Exercise requirements: Your task is to transcribe all the entries exactly, excluding pictures.

Data section:
"""

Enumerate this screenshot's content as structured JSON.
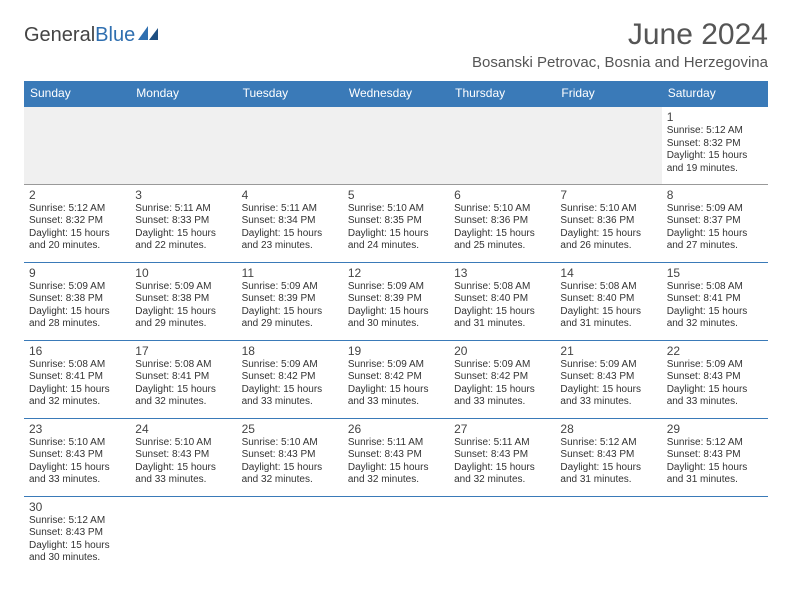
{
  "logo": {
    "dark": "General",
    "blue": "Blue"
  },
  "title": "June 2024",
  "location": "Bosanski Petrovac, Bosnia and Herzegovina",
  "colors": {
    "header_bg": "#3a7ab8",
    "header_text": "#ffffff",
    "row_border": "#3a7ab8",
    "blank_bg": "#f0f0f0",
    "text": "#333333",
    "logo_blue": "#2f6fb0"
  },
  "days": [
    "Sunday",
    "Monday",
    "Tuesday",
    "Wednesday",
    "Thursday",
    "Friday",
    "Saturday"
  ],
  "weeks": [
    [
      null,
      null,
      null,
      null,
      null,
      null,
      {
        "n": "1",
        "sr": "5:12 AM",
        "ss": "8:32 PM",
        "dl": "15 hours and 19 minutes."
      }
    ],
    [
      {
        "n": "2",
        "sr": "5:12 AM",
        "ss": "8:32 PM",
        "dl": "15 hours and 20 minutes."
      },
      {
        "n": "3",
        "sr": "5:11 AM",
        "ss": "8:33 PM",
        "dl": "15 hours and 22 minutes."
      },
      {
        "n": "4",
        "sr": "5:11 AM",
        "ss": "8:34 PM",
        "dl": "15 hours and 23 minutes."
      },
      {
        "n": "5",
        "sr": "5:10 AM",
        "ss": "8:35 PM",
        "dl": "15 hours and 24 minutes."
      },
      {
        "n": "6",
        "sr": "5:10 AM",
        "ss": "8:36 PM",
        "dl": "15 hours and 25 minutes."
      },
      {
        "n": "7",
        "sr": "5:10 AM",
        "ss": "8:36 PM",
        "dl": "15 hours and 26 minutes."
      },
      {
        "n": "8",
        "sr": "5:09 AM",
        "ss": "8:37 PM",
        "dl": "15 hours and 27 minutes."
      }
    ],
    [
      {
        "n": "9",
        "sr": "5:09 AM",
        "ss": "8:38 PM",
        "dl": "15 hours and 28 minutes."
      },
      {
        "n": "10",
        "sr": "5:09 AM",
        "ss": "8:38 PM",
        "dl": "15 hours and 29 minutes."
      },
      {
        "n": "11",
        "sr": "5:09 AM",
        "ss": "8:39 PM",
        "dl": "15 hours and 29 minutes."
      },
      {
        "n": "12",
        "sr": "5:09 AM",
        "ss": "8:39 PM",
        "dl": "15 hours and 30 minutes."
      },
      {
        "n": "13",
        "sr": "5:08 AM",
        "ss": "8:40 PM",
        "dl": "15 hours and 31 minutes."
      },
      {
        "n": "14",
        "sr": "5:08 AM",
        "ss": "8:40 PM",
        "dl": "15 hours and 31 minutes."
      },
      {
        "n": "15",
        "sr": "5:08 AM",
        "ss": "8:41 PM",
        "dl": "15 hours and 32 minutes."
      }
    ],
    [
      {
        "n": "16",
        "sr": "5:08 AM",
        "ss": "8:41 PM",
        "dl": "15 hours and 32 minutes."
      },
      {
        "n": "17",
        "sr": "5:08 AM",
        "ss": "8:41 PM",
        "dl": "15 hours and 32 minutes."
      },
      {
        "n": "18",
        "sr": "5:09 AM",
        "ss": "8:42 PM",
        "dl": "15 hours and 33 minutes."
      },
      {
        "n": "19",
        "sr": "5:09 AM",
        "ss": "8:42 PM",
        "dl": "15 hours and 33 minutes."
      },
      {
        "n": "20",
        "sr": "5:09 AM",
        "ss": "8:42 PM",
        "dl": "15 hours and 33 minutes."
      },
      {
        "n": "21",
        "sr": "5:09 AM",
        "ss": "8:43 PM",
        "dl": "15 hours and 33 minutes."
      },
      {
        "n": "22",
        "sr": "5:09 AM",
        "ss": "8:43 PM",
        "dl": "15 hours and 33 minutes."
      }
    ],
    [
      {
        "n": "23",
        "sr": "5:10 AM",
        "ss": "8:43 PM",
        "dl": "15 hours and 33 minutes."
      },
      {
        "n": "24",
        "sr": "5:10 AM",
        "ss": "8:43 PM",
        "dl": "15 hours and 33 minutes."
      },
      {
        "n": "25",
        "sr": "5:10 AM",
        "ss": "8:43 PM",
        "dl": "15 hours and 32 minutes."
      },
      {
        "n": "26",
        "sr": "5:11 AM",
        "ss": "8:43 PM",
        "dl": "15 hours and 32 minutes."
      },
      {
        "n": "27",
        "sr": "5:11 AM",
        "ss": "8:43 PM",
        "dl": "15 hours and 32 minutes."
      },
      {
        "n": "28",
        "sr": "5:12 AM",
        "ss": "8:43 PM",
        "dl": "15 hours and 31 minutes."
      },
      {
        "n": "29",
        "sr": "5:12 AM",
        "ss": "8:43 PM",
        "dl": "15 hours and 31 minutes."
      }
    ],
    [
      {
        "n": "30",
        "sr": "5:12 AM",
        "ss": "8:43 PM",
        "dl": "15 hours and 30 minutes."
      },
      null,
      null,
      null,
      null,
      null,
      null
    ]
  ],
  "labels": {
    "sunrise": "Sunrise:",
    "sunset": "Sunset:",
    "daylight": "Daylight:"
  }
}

"""

Solution for this task:
Enumerate this screenshot's content as structured JSON.
{
  "logo": {
    "dark": "General",
    "blue": "Blue"
  },
  "title": "June 2024",
  "location": "Bosanski Petrovac, Bosnia and Herzegovina",
  "colors": {
    "header_bg": "#3a7ab8",
    "header_text": "#ffffff",
    "row_border": "#3a7ab8",
    "blank_bg": "#f0f0f0",
    "text": "#333333",
    "logo_blue": "#2f6fb0"
  },
  "days": [
    "Sunday",
    "Monday",
    "Tuesday",
    "Wednesday",
    "Thursday",
    "Friday",
    "Saturday"
  ],
  "weeks": [
    [
      null,
      null,
      null,
      null,
      null,
      null,
      {
        "n": "1",
        "sr": "5:12 AM",
        "ss": "8:32 PM",
        "dl": "15 hours and 19 minutes."
      }
    ],
    [
      {
        "n": "2",
        "sr": "5:12 AM",
        "ss": "8:32 PM",
        "dl": "15 hours and 20 minutes."
      },
      {
        "n": "3",
        "sr": "5:11 AM",
        "ss": "8:33 PM",
        "dl": "15 hours and 22 minutes."
      },
      {
        "n": "4",
        "sr": "5:11 AM",
        "ss": "8:34 PM",
        "dl": "15 hours and 23 minutes."
      },
      {
        "n": "5",
        "sr": "5:10 AM",
        "ss": "8:35 PM",
        "dl": "15 hours and 24 minutes."
      },
      {
        "n": "6",
        "sr": "5:10 AM",
        "ss": "8:36 PM",
        "dl": "15 hours and 25 minutes."
      },
      {
        "n": "7",
        "sr": "5:10 AM",
        "ss": "8:36 PM",
        "dl": "15 hours and 26 minutes."
      },
      {
        "n": "8",
        "sr": "5:09 AM",
        "ss": "8:37 PM",
        "dl": "15 hours and 27 minutes."
      }
    ],
    [
      {
        "n": "9",
        "sr": "5:09 AM",
        "ss": "8:38 PM",
        "dl": "15 hours and 28 minutes."
      },
      {
        "n": "10",
        "sr": "5:09 AM",
        "ss": "8:38 PM",
        "dl": "15 hours and 29 minutes."
      },
      {
        "n": "11",
        "sr": "5:09 AM",
        "ss": "8:39 PM",
        "dl": "15 hours and 29 minutes."
      },
      {
        "n": "12",
        "sr": "5:09 AM",
        "ss": "8:39 PM",
        "dl": "15 hours and 30 minutes."
      },
      {
        "n": "13",
        "sr": "5:08 AM",
        "ss": "8:40 PM",
        "dl": "15 hours and 31 minutes."
      },
      {
        "n": "14",
        "sr": "5:08 AM",
        "ss": "8:40 PM",
        "dl": "15 hours and 31 minutes."
      },
      {
        "n": "15",
        "sr": "5:08 AM",
        "ss": "8:41 PM",
        "dl": "15 hours and 32 minutes."
      }
    ],
    [
      {
        "n": "16",
        "sr": "5:08 AM",
        "ss": "8:41 PM",
        "dl": "15 hours and 32 minutes."
      },
      {
        "n": "17",
        "sr": "5:08 AM",
        "ss": "8:41 PM",
        "dl": "15 hours and 32 minutes."
      },
      {
        "n": "18",
        "sr": "5:09 AM",
        "ss": "8:42 PM",
        "dl": "15 hours and 33 minutes."
      },
      {
        "n": "19",
        "sr": "5:09 AM",
        "ss": "8:42 PM",
        "dl": "15 hours and 33 minutes."
      },
      {
        "n": "20",
        "sr": "5:09 AM",
        "ss": "8:42 PM",
        "dl": "15 hours and 33 minutes."
      },
      {
        "n": "21",
        "sr": "5:09 AM",
        "ss": "8:43 PM",
        "dl": "15 hours and 33 minutes."
      },
      {
        "n": "22",
        "sr": "5:09 AM",
        "ss": "8:43 PM",
        "dl": "15 hours and 33 minutes."
      }
    ],
    [
      {
        "n": "23",
        "sr": "5:10 AM",
        "ss": "8:43 PM",
        "dl": "15 hours and 33 minutes."
      },
      {
        "n": "24",
        "sr": "5:10 AM",
        "ss": "8:43 PM",
        "dl": "15 hours and 33 minutes."
      },
      {
        "n": "25",
        "sr": "5:10 AM",
        "ss": "8:43 PM",
        "dl": "15 hours and 32 minutes."
      },
      {
        "n": "26",
        "sr": "5:11 AM",
        "ss": "8:43 PM",
        "dl": "15 hours and 32 minutes."
      },
      {
        "n": "27",
        "sr": "5:11 AM",
        "ss": "8:43 PM",
        "dl": "15 hours and 32 minutes."
      },
      {
        "n": "28",
        "sr": "5:12 AM",
        "ss": "8:43 PM",
        "dl": "15 hours and 31 minutes."
      },
      {
        "n": "29",
        "sr": "5:12 AM",
        "ss": "8:43 PM",
        "dl": "15 hours and 31 minutes."
      }
    ],
    [
      {
        "n": "30",
        "sr": "5:12 AM",
        "ss": "8:43 PM",
        "dl": "15 hours and 30 minutes."
      },
      null,
      null,
      null,
      null,
      null,
      null
    ]
  ],
  "labels": {
    "sunrise": "Sunrise:",
    "sunset": "Sunset:",
    "daylight": "Daylight:"
  }
}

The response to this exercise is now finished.